# Your instructions
If a line in the listing below holds the word "source", it counts toward the total; report that total alone.

# Records to use
* * * *

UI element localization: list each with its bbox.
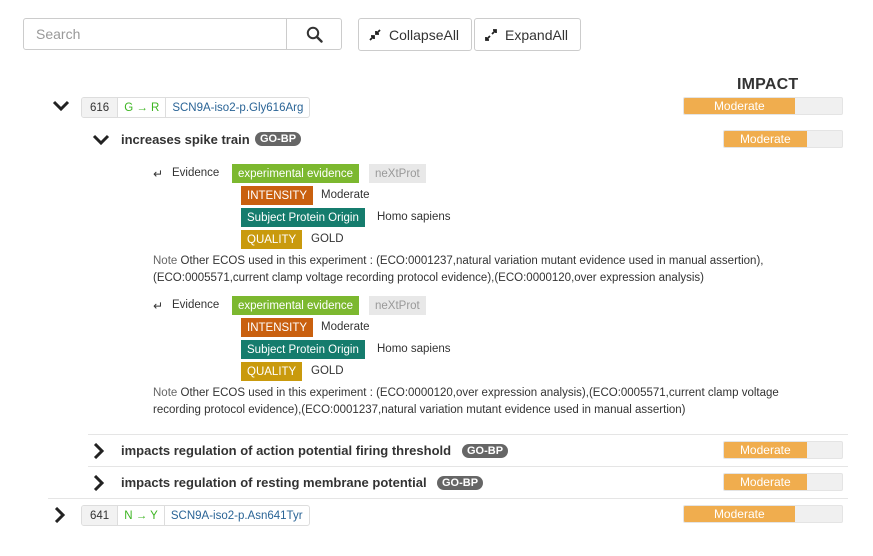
quality-value: GOLD [311, 365, 344, 377]
chevron-right-icon [54, 506, 66, 524]
impact-fill: Moderate [724, 442, 807, 458]
evidence-note: Note Other ECOS used in this experiment … [153, 385, 833, 419]
quality-label: QUALITY [241, 362, 303, 381]
search-button[interactable] [286, 18, 342, 50]
go-bp-badge: GO-BP [437, 476, 484, 490]
collapse-all-button[interactable]: CollapseAll [358, 18, 472, 51]
note-text-line2: recording protocol evidence),(ECO:000123… [153, 404, 686, 416]
evidence-type-label: experimental evidence [232, 164, 360, 183]
go-bp-badge: GO-BP [255, 132, 302, 146]
variant-name: SCN9A-iso2-p.Asn641Tyr [170, 509, 303, 522]
evidence-label: Evidence [172, 167, 220, 179]
term-label[interactable]: increases spike train [121, 132, 250, 147]
expand-variant-641-toggle[interactable] [54, 506, 66, 528]
search-icon [306, 26, 323, 43]
impact-fill: Moderate [684, 98, 795, 114]
divider [88, 434, 848, 435]
expand-all-button[interactable]: ExpandAll [474, 18, 581, 51]
intensity-label: INTENSITY [241, 318, 314, 337]
variant-641-impact-bar: Moderate [683, 505, 843, 523]
quality-value: GOLD [311, 233, 344, 245]
go-bp-badge: GO-BP [462, 444, 509, 458]
chevron-down-icon [52, 100, 70, 112]
impact-fill: Moderate [724, 131, 807, 147]
compress-icon [369, 28, 381, 41]
search-input[interactable] [23, 18, 287, 50]
evidence-label: Evidence [172, 299, 220, 311]
impact-fill: Moderate [724, 474, 807, 490]
chevron-right-icon [93, 442, 105, 460]
chevron-right-icon [93, 474, 105, 492]
origin-label: Subject Protein Origin [241, 340, 365, 359]
term-impact-bar: Moderate [723, 441, 843, 459]
variant-616-label: 616 G → R SCN9A-iso2-p.Gly616Arg [81, 97, 311, 118]
impact-column-header: IMPACT [737, 76, 799, 93]
evidence-source-label[interactable]: neXtProt [369, 164, 426, 183]
expand-term-toggle[interactable] [93, 474, 105, 496]
collapse-all-label: CollapseAll [389, 26, 460, 43]
intensity-value: Moderate [321, 321, 370, 333]
reply-arrow-icon: ↵ [153, 299, 164, 313]
variant-name: SCN9A-iso2-p.Gly616Arg [172, 101, 304, 114]
collapse-term-toggle[interactable] [92, 133, 110, 151]
variant-position: 616 [82, 98, 119, 117]
variant-change: N → Y [118, 506, 165, 525]
collapse-variant-616-toggle[interactable] [52, 96, 70, 117]
term-impact-bar: Moderate [723, 473, 843, 491]
note-text-line2: (ECO:0005571,current clamp voltage recor… [153, 272, 705, 284]
evidence-note: Note Other ECOS used in this experiment … [153, 253, 833, 287]
variant-position: 641 [82, 506, 119, 525]
intensity-label: INTENSITY [241, 186, 314, 205]
intensity-value: Moderate [321, 189, 370, 201]
expand-all-label: ExpandAll [505, 26, 569, 43]
note-key: Note [153, 255, 178, 267]
divider [48, 498, 848, 499]
expand-icon [485, 28, 497, 41]
origin-value: Homo sapiens [377, 343, 451, 355]
note-text-line1: Other ECOS used in this experiment : (EC… [180, 387, 779, 399]
term-label[interactable]: impacts regulation of resting membrane p… [121, 475, 427, 490]
term-impact-bar: Moderate [723, 130, 843, 148]
note-text-line1: Other ECOS used in this experiment : (EC… [180, 255, 764, 267]
divider [88, 466, 848, 467]
impact-fill: Moderate [684, 506, 795, 522]
expand-term-toggle[interactable] [93, 442, 105, 464]
origin-value: Homo sapiens [377, 211, 451, 223]
term-label[interactable]: impacts regulation of action potential f… [121, 443, 451, 458]
evidence-type-label: experimental evidence [232, 296, 360, 315]
variant-641-label: 641 N → Y SCN9A-iso2-p.Asn641Tyr [81, 505, 310, 526]
note-key: Note [153, 387, 178, 399]
evidence-source-label[interactable]: neXtProt [369, 296, 426, 315]
reply-arrow-icon: ↵ [153, 167, 164, 181]
variant-616-impact-bar: Moderate [683, 97, 843, 115]
chevron-down-icon [92, 134, 110, 146]
origin-label: Subject Protein Origin [241, 208, 365, 227]
quality-label: QUALITY [241, 230, 303, 249]
variant-change: G → R [118, 98, 167, 117]
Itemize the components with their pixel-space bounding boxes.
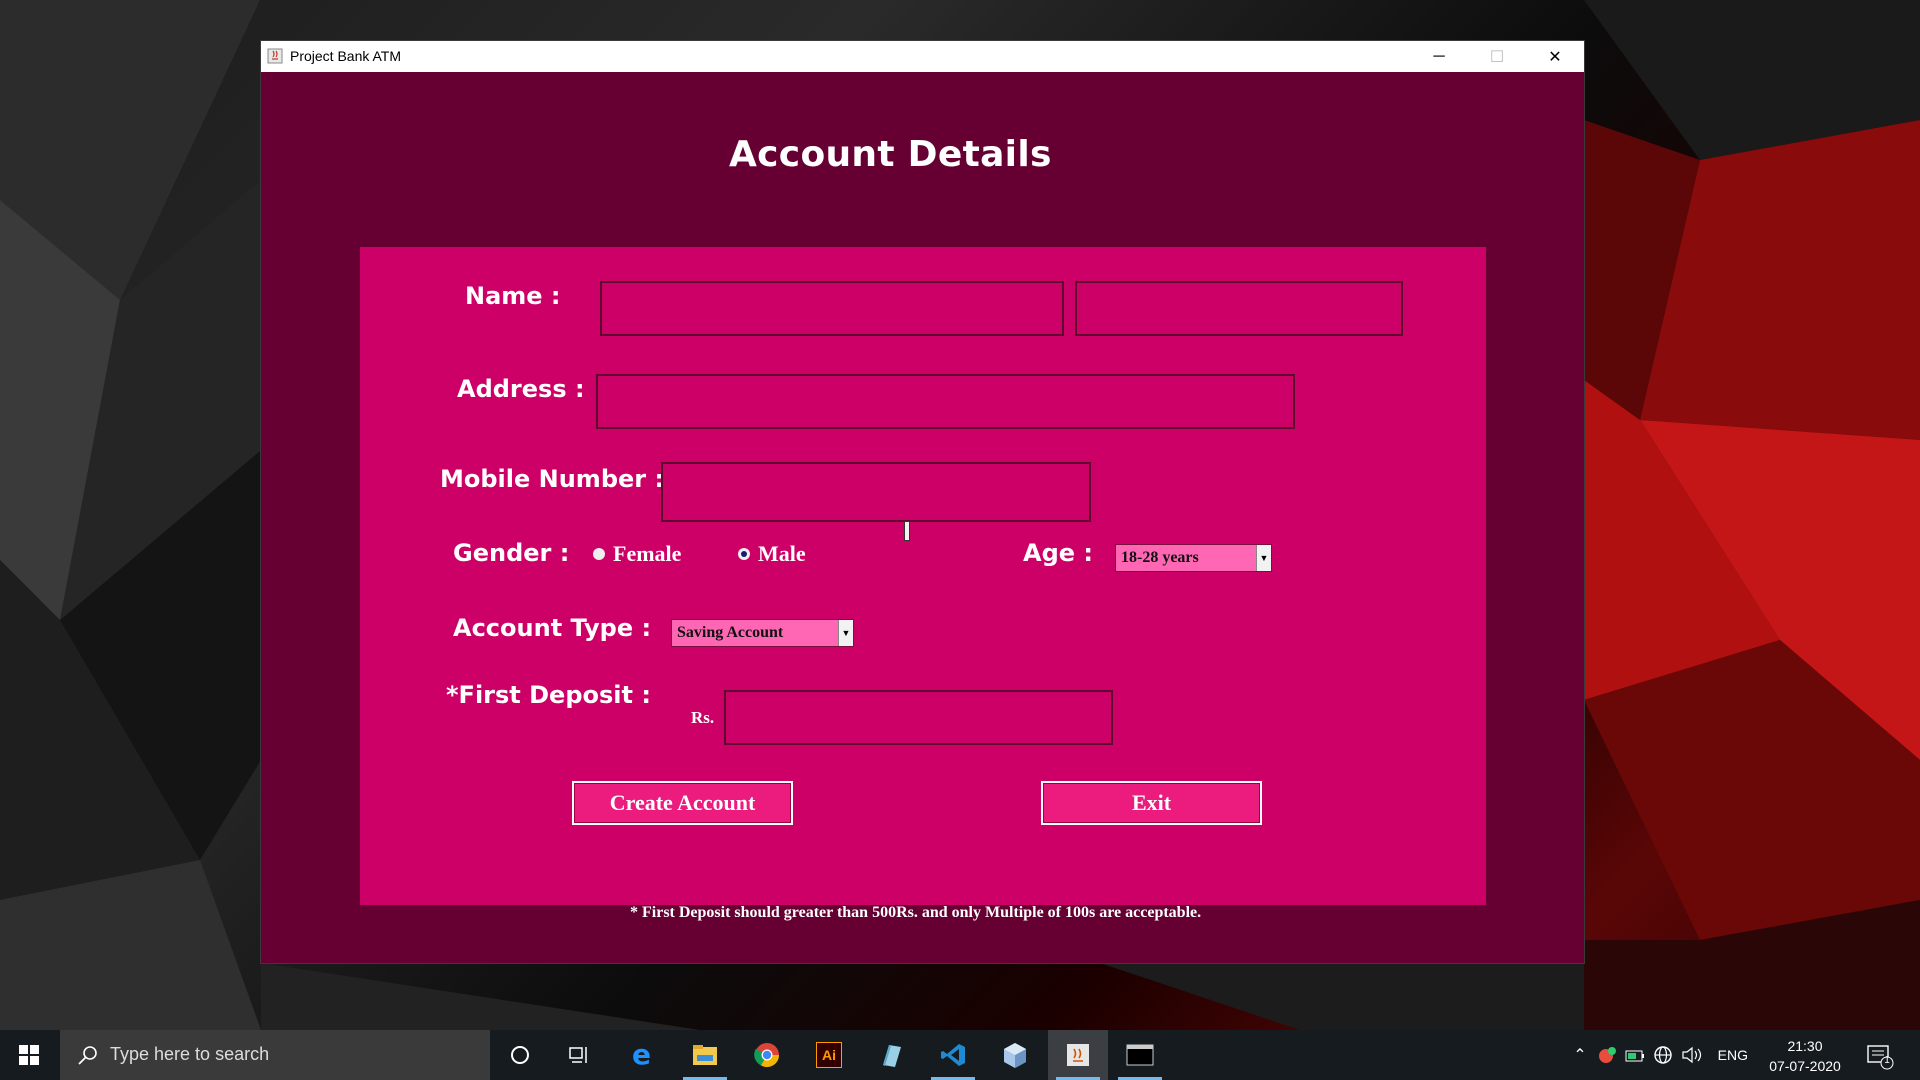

* * * *

# Reply
2